Start of Stored rows
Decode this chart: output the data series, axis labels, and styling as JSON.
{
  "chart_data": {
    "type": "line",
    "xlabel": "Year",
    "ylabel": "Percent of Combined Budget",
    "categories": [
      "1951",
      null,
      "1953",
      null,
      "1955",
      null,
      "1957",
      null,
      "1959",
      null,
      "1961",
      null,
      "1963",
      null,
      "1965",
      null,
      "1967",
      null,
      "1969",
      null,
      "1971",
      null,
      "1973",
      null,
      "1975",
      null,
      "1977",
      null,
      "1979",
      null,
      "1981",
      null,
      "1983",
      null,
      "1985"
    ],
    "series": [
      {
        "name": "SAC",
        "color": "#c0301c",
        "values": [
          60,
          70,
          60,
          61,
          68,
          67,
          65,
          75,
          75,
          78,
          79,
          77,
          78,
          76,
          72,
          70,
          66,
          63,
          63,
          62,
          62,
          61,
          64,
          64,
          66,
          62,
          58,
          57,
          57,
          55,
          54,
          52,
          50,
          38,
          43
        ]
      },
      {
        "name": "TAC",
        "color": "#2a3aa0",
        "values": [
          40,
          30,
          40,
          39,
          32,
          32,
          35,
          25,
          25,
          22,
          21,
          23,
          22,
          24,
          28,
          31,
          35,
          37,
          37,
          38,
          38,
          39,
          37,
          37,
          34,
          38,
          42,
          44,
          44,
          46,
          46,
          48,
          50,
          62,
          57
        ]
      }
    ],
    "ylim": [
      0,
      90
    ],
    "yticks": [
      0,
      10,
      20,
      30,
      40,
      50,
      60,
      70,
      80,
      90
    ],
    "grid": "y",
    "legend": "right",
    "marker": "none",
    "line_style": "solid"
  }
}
End of Stored rows
Write out all the lines again, exactly as they are.

[Reply to the exercise]:
Decode this chart: output the data series, axis labels, and styling as JSON.
{
  "chart_data": {
    "type": "line",
    "xlabel": "Year",
    "ylabel": "Percent of Combined Budget",
    "categories": [
      "1951",
      null,
      "1953",
      null,
      "1955",
      null,
      "1957",
      null,
      "1959",
      null,
      "1961",
      null,
      "1963",
      null,
      "1965",
      null,
      "1967",
      null,
      "1969",
      null,
      "1971",
      null,
      "1973",
      null,
      "1975",
      null,
      "1977",
      null,
      "1979",
      null,
      "1981",
      null,
      "1983",
      null,
      "1985"
    ],
    "series": [
      {
        "name": "SAC",
        "color": "#c0301c",
        "values": [
          60,
          70,
          60,
          61,
          68,
          67,
          65,
          75,
          75,
          78,
          79,
          77,
          78,
          76,
          72,
          70,
          66,
          63,
          63,
          62,
          62,
          61,
          64,
          64,
          66,
          62,
          58,
          57,
          57,
          55,
          54,
          52,
          50,
          38,
          43
        ]
      },
      {
        "name": "TAC",
        "color": "#2a3aa0",
        "values": [
          40,
          30,
          40,
          39,
          32,
          32,
          35,
          25,
          25,
          22,
          21,
          23,
          22,
          24,
          28,
          31,
          35,
          37,
          37,
          38,
          38,
          39,
          37,
          37,
          34,
          38,
          42,
          44,
          44,
          46,
          46,
          48,
          50,
          62,
          57
        ]
      }
    ],
    "ylim": [
      0,
      90
    ],
    "yticks": [
      0,
      10,
      20,
      30,
      40,
      50,
      60,
      70,
      80,
      90
    ],
    "grid": "y",
    "legend": "right",
    "marker": "none",
    "line_style": "solid"
  }
}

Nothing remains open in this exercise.